Description of the task ▸ Can you rewrite the material below with every "bbox" changed to "bounding box" and nothing else altered? Omit the pictures from your version.

[Dataset rows]
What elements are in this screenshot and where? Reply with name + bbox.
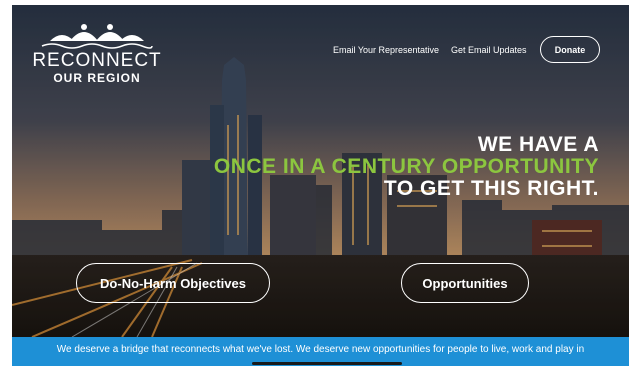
hero-headline-line2: ONCE IN A CENTURY OPPORTUNITY (213, 155, 599, 178)
page-frame: RECONNECT OUR REGION Email Your Represen… (12, 5, 629, 366)
nav-email-updates-link[interactable]: Get Email Updates (451, 45, 527, 55)
logo-title: RECONNECT (32, 50, 162, 71)
donate-button[interactable]: Donate (540, 36, 600, 63)
bridge-figures-icon (41, 24, 153, 49)
opportunities-button[interactable]: Opportunities (401, 263, 529, 303)
site-logo[interactable]: RECONNECT OUR REGION (32, 19, 162, 89)
do-no-harm-objectives-button[interactable]: Do-No-Harm Objectives (76, 263, 270, 303)
banner-text: We deserve a bridge that reconnects what… (56, 344, 585, 355)
hero-headline-line1: WE HAVE A (477, 133, 599, 156)
hero-headline-line3: TO GET THIS RIGHT. (383, 177, 599, 200)
logo-subtitle: OUR REGION (53, 71, 141, 85)
home-indicator-bar (252, 362, 402, 365)
nav-email-representative-link[interactable]: Email Your Representative (333, 45, 439, 55)
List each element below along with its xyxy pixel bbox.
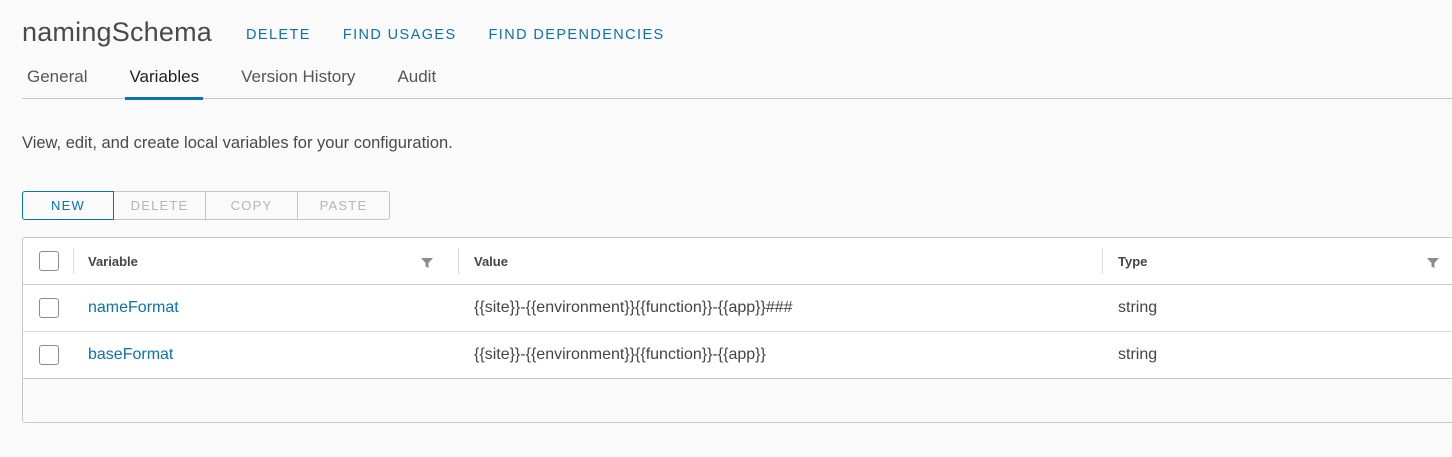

Written solution ▸
What elements are in this screenshot and where? Reply with name + bounding box.
hero-headline-line2: ONCE IN A CENTURY OPPORTUNITY (213, 155, 599, 178)
page-frame: RECONNECT OUR REGION Email Your Represen… (12, 5, 629, 366)
nav-email-updates-link[interactable]: Get Email Updates (451, 45, 527, 55)
logo-title: RECONNECT (32, 50, 162, 71)
donate-button[interactable]: Donate (540, 36, 600, 63)
bridge-figures-icon (41, 24, 153, 49)
opportunities-button[interactable]: Opportunities (401, 263, 529, 303)
site-logo[interactable]: RECONNECT OUR REGION (32, 19, 162, 89)
do-no-harm-objectives-button[interactable]: Do-No-Harm Objectives (76, 263, 270, 303)
banner-text: We deserve a bridge that reconnects what… (56, 344, 585, 355)
hero-headline-line1: WE HAVE A (477, 133, 599, 156)
hero-headline-line3: TO GET THIS RIGHT. (383, 177, 599, 200)
logo-subtitle: OUR REGION (53, 71, 141, 85)
home-indicator-bar (252, 362, 402, 365)
nav-email-representative-link[interactable]: Email Your Representative (333, 45, 439, 55)
List each element below along with its xyxy pixel bounding box.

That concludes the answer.